**CHALLENGE:**
From the records below, extract all the text exactly and leave the images behind.

**GIVEN DATA:**
◇ ◇ ◇ ◇

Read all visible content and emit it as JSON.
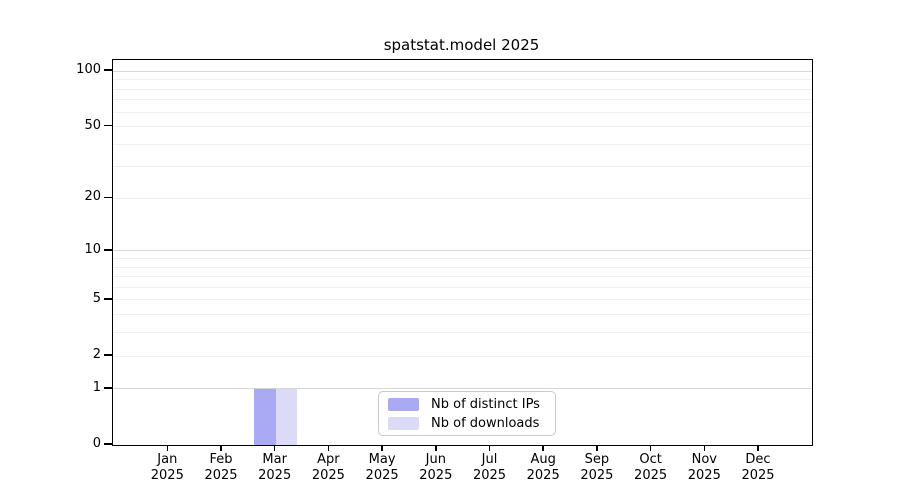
{
  "title": "spatstat.model 2025",
  "chart_data": {
    "type": "bar",
    "title": "spatstat.model 2025",
    "categories": [
      "Jan",
      "Feb",
      "Mar",
      "Apr",
      "May",
      "Jun",
      "Jul",
      "Aug",
      "Sep",
      "Oct",
      "Nov",
      "Dec"
    ],
    "x_year_label": "2025",
    "series": [
      {
        "name": "Nb of distinct IPs",
        "color": "#a9a9f4",
        "values": [
          0,
          0,
          1,
          0,
          0,
          0,
          0,
          0,
          0,
          0,
          0,
          0
        ]
      },
      {
        "name": "Nb of downloads",
        "color": "#dbdbf8",
        "values": [
          0,
          0,
          1,
          0,
          0,
          0,
          0,
          0,
          0,
          0,
          0,
          0
        ]
      }
    ],
    "y_scale": "log1p",
    "ylim": [
      0,
      115
    ],
    "y_ticks": [
      0,
      1,
      2,
      5,
      10,
      20,
      50,
      100
    ],
    "major_gridlines": [
      1,
      10,
      100
    ],
    "minor_gridlines": [
      2,
      3,
      4,
      5,
      6,
      7,
      8,
      9,
      20,
      30,
      40,
      50,
      60,
      70,
      80,
      90
    ],
    "grid": "horizontal-only",
    "legend_position": "bottom-center",
    "colors": {
      "major_grid": "#d6d6d6",
      "minor_grid": "#f0f0f0",
      "axis": "#000000",
      "legend_border": "#c9c9c9",
      "background": "#ffffff"
    }
  }
}
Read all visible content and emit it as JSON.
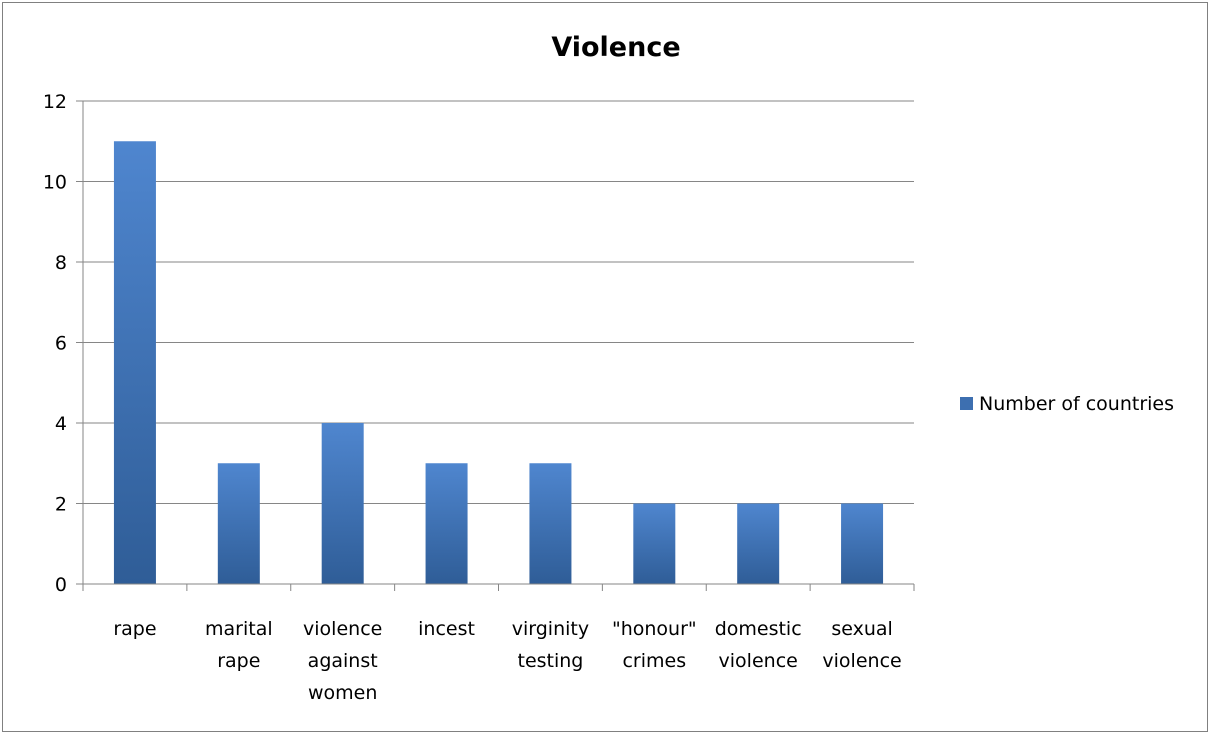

◇ ◇ ◇ ◇

**THE COMPLETED TASK:**
Read all visible content and emit it as JSON.
{
  "title": "spatstat.model 2025",
  "chart_data": {
    "type": "bar",
    "title": "spatstat.model 2025",
    "categories": [
      "Jan",
      "Feb",
      "Mar",
      "Apr",
      "May",
      "Jun",
      "Jul",
      "Aug",
      "Sep",
      "Oct",
      "Nov",
      "Dec"
    ],
    "x_year_label": "2025",
    "series": [
      {
        "name": "Nb of distinct IPs",
        "color": "#a9a9f4",
        "values": [
          0,
          0,
          1,
          0,
          0,
          0,
          0,
          0,
          0,
          0,
          0,
          0
        ]
      },
      {
        "name": "Nb of downloads",
        "color": "#dbdbf8",
        "values": [
          0,
          0,
          1,
          0,
          0,
          0,
          0,
          0,
          0,
          0,
          0,
          0
        ]
      }
    ],
    "y_scale": "log1p",
    "ylim": [
      0,
      115
    ],
    "y_ticks": [
      0,
      1,
      2,
      5,
      10,
      20,
      50,
      100
    ],
    "major_gridlines": [
      1,
      10,
      100
    ],
    "minor_gridlines": [
      2,
      3,
      4,
      5,
      6,
      7,
      8,
      9,
      20,
      30,
      40,
      50,
      60,
      70,
      80,
      90
    ],
    "grid": "horizontal-only",
    "legend_position": "bottom-center",
    "colors": {
      "major_grid": "#d6d6d6",
      "minor_grid": "#f0f0f0",
      "axis": "#000000",
      "legend_border": "#c9c9c9",
      "background": "#ffffff"
    }
  }
}
Read all visible content and emit it as JSON.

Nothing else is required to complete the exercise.